## Work instructions
Your task is to give the number of lines in the listing that include "title", and nothing else.

## Raw records
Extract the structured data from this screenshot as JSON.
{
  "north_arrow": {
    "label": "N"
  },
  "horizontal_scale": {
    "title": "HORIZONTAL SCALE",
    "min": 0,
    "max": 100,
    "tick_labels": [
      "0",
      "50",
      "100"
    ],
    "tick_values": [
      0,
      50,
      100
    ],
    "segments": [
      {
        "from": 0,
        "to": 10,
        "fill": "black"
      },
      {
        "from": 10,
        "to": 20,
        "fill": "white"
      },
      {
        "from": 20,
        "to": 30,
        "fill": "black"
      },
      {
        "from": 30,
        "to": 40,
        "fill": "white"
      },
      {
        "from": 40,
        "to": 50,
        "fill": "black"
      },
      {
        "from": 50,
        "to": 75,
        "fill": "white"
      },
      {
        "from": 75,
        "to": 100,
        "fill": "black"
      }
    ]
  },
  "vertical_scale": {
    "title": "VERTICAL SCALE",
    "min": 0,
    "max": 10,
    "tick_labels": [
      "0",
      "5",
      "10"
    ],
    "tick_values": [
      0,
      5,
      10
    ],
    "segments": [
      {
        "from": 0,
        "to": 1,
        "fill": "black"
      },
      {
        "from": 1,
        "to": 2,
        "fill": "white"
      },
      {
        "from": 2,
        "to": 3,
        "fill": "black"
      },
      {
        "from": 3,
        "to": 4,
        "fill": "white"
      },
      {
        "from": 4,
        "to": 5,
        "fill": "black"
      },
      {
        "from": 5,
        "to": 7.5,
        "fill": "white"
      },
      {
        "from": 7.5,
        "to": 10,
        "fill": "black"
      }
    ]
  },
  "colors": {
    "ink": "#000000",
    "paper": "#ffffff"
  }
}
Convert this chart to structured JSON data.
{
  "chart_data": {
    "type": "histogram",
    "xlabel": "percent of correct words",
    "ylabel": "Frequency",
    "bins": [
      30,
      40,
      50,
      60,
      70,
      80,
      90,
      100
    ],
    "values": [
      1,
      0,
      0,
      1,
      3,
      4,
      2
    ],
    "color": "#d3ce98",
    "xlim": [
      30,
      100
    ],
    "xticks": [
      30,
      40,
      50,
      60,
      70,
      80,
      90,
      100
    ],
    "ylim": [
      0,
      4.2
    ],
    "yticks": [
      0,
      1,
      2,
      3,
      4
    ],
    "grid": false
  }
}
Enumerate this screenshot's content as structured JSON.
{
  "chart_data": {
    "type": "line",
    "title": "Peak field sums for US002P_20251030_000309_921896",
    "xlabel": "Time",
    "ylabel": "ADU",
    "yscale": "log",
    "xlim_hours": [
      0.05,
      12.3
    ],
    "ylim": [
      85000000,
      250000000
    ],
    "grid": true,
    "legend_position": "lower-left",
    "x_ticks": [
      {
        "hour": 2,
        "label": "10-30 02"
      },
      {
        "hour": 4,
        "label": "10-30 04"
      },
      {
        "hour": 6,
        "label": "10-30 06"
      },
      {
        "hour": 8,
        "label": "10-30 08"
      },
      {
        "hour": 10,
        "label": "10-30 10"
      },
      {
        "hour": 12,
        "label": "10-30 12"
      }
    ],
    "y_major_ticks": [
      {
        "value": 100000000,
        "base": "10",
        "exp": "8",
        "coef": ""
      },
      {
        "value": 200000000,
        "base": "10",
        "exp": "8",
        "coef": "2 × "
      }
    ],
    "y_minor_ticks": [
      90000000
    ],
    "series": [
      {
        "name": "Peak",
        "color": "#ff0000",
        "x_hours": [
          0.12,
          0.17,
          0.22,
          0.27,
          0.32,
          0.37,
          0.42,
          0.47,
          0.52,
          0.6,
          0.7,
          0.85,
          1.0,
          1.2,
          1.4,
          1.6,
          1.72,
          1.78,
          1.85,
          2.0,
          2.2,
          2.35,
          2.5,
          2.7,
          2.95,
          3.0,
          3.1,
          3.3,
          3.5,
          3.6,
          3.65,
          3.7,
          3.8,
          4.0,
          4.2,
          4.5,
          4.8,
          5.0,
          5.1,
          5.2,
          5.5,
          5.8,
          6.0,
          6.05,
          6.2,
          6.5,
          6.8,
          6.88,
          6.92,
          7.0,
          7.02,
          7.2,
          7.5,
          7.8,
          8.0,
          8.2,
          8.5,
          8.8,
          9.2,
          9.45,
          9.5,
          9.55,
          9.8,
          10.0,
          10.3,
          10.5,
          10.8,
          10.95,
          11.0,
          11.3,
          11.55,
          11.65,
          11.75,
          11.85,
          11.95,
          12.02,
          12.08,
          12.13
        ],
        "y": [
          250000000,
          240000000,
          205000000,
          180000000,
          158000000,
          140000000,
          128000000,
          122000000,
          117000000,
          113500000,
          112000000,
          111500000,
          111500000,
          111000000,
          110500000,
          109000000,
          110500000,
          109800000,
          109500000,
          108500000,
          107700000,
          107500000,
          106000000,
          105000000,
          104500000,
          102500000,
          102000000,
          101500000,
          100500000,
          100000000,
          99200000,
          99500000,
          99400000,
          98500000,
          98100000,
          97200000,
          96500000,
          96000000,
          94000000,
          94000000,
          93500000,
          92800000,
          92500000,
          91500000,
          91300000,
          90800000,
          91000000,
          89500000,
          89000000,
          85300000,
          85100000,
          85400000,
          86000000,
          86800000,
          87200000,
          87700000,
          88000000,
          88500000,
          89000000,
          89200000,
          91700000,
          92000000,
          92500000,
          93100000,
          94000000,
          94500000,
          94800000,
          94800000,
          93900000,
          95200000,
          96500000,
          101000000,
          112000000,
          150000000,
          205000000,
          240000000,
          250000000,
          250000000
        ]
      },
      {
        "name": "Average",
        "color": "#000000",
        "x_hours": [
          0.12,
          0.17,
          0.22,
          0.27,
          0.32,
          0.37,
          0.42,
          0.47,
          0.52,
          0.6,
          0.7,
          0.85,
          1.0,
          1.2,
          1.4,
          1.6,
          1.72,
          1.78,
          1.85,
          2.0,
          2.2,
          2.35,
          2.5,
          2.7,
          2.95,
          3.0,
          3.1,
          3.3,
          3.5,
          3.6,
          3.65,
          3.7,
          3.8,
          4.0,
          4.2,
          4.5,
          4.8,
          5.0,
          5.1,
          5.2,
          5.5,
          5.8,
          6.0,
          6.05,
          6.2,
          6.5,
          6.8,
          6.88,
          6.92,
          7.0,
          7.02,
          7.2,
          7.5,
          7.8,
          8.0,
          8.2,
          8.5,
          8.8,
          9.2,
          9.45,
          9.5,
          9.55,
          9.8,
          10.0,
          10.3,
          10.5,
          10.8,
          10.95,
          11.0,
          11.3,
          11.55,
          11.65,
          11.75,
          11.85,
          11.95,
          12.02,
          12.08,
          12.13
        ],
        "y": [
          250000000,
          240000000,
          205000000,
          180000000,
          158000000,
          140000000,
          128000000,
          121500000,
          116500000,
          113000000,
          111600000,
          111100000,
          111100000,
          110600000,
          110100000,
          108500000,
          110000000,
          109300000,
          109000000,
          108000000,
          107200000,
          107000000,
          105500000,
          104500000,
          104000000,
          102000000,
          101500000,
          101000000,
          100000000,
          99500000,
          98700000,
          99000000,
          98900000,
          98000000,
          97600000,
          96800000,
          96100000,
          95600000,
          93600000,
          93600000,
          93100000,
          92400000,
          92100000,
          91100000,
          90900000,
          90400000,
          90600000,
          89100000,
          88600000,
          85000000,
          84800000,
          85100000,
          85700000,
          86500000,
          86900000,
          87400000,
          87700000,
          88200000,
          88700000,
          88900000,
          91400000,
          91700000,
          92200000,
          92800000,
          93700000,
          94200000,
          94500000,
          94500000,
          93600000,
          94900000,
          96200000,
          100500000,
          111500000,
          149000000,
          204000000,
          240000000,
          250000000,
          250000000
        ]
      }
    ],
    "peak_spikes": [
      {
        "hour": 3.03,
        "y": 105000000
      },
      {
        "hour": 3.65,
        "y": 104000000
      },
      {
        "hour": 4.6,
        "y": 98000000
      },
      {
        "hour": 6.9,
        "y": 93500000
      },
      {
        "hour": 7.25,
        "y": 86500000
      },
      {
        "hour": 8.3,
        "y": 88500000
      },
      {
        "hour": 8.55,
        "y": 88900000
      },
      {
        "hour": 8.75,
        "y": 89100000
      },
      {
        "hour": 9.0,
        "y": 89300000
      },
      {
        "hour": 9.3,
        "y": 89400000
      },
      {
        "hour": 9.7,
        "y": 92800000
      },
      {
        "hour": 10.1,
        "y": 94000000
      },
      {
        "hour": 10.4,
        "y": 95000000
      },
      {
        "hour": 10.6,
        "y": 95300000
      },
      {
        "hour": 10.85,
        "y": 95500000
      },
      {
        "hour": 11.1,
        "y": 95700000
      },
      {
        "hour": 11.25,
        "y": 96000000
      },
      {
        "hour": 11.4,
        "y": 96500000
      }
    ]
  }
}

## Exercise result
3